(A block of data)

....

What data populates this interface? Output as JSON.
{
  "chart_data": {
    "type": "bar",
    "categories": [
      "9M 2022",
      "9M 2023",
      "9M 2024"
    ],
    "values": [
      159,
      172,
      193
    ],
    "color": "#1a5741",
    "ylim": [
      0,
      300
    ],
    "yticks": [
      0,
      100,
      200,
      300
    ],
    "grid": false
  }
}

....

Every entry must be retyped in full, exactly as given.

What data populates this interface? Output as JSON.
{
  "chart_data": {
    "type": "bar",
    "categories": [
      "9M 2022",
      "9M 2023",
      "9M 2024"
    ],
    "values": [
      159,
      172,
      193
    ],
    "color": "#1a5741",
    "ylim": [
      0,
      300
    ],
    "yticks": [
      0,
      100,
      200,
      300
    ],
    "grid": false
  }
}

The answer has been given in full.